(Extrait du document):
>>>
Chronique de Concert
The Zombies
Le Poste À Galène, Marseille 24 novembre 2015
Critique écrite le 26 novembre 2015 par Jacques 2 Chabannes
Le Retour des "Z" !
(This Will Be Their Year...)
Lorsque l'on chronique d'écrit une prestation Live des Zombies, il est plutôt conseillé de se retourner un (plus ou moins) court instant afin que d'évaluer un chouia à qui l'on a véritablement affaire, avant que d'aller plus loin pour aborder ce jouissif retour aux... affaires, des "rosbifs" susnommés.
C'est en effet en la lointaine 1961, à St. Albans/Grande Bretagne, que le duo formé de Rod Argent & Colin Blunstone, se rassemble autour de la chose musicale (comme tant et tant d'ados Anglais de cette même époque). Une paire d'années et quelques, plus loin, le quintet originaire de Hertfordshire finira par décrocher, via un concours, un deal avec le label Decca pour finalement accoucher du mythique She's Not There (repris par Vanilla Fudge, Santana,UK Subs, The Purple Helmets, Crowded House, Nick Cave & Neko Case, et... des pelletées d'autres, au fil des décennies suivantes !) On aura connu bien pire, plus long ou plus poussif, en termes de débuts dans la carrière.
Dans la foulée d'une belle main de singles et d'un album conforme en tout point aux standards de l'époque - des reprises inspirées ou revisitées de classiques cohabitant avec des compos plutôt connotées mais mélodieuses - ils finiront par toucher directement au sublime (plus vite que les Beatles, les Kinks, les Pretty Things ou les Stones !) dès leur second album, nommé Odessey & Oracle, enregistré dans un coin calme des mythiques Abbey Road Studios (comme si souvent squatté par les Fab Four, en ce début d'année 1967). Reste, que, celui-ci s'avérera également être le dernier, puisque le groupe se séparera illico presto après d'éprouvantes tournées et bien avant que celui-ci ne soit dans les bacs du pays. Un sommet de mélodies à tomber, arrangements fins et fouillés, qui, grâce à l'insistance du fameux musicien Al Kooper, finira par sortir aux Etats-Unis et peu à peu y bénéficier d'un accueil digne de sa qualité intrinsèque (sans que le groupe ne revienne néanmoins en arrière). Un album cité par nombre de magazines spécialisés et musiciens reconnus (en tant qu'influence majeure) qui sera classé au 80e rang des "500 plus grands albums de tous les temps" par Rolling Stone Magazine (2003) ; Rod Argent, quant à lui, héritant d'un Award en 2010 : le morceau Time of The Season ayant été joué six millions de fois par les radios américaines depuis la lointaine époque de sa sortie en avril 1968.
<<<
(Consigne):
Répondez aux questions suivantes sur la chronique du concert des Zombies.
(a) Dans quelle salle et à quelle date le concert a-t-il eu lieu ?
(b) Dans quels studios l'album Odessey & Oracle a-t-il été enregistré ?
(c) À quel rang Rolling Stone Magazine a-t-il classé cet album en 2003 ?
Les lignes ci-dessous n'ont aucun lien avec la chronique.

(Lignes de données):
>>>
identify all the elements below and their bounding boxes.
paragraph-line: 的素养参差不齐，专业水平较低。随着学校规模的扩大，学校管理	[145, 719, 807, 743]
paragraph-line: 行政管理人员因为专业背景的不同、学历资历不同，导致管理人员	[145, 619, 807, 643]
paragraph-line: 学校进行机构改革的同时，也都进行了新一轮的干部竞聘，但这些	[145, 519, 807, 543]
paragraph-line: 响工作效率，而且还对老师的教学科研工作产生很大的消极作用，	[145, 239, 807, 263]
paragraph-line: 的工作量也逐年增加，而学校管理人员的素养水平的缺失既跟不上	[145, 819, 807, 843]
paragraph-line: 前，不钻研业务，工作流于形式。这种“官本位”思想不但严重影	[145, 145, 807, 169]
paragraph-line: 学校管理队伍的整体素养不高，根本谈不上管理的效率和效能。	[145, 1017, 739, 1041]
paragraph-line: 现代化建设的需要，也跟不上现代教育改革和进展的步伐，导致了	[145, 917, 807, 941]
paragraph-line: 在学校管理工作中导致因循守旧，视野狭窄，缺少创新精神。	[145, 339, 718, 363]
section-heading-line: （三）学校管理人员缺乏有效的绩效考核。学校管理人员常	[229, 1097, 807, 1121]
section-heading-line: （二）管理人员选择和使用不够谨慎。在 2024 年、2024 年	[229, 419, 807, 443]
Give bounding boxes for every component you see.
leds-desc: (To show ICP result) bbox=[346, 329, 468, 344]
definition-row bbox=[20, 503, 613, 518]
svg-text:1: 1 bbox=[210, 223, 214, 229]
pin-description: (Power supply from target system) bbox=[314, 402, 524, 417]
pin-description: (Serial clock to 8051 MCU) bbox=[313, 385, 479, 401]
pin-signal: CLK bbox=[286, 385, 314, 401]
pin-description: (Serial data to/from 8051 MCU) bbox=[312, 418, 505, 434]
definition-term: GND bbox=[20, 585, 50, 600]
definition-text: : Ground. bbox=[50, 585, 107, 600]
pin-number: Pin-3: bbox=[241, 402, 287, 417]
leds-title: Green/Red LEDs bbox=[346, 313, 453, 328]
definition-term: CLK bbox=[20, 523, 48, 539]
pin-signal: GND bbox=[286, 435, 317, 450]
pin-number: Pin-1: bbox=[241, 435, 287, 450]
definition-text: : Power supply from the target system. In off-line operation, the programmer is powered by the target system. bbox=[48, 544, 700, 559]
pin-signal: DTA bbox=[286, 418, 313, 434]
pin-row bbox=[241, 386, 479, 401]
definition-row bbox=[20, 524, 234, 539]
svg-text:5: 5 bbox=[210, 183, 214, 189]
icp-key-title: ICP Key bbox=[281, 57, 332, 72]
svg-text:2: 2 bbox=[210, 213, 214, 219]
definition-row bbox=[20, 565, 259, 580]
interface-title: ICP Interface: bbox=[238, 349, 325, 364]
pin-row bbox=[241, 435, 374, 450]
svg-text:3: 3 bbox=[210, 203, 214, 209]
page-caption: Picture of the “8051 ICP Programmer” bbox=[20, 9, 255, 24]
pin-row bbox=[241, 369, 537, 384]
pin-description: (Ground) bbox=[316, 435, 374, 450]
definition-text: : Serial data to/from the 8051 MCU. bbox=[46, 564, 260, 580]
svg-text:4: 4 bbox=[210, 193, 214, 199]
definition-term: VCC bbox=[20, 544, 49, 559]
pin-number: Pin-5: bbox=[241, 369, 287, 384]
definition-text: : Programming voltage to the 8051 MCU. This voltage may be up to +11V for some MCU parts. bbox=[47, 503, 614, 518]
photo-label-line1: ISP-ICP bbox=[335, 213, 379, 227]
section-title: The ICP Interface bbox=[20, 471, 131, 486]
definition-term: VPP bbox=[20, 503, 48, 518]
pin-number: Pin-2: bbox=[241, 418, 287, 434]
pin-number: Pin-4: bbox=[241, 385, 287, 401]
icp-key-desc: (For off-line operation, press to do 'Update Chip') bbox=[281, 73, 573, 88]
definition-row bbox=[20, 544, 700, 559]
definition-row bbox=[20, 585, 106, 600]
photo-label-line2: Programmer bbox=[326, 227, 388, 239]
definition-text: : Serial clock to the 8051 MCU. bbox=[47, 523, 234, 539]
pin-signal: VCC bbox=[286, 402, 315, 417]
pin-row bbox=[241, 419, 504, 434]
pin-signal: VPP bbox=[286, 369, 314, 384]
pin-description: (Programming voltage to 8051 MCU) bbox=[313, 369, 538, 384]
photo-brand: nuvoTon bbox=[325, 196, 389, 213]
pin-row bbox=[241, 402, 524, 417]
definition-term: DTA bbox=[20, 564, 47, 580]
<<<
(Réponse):
(a) Le concert a eu lieu au Poste À Galène, à Marseille, le 24 novembre 2015.
(b) L'album a été enregistré aux Abbey Road Studios.
(c) Rolling Stone Magazine l'a classé au 80e rang des « 500 plus grands albums de tous les temps ».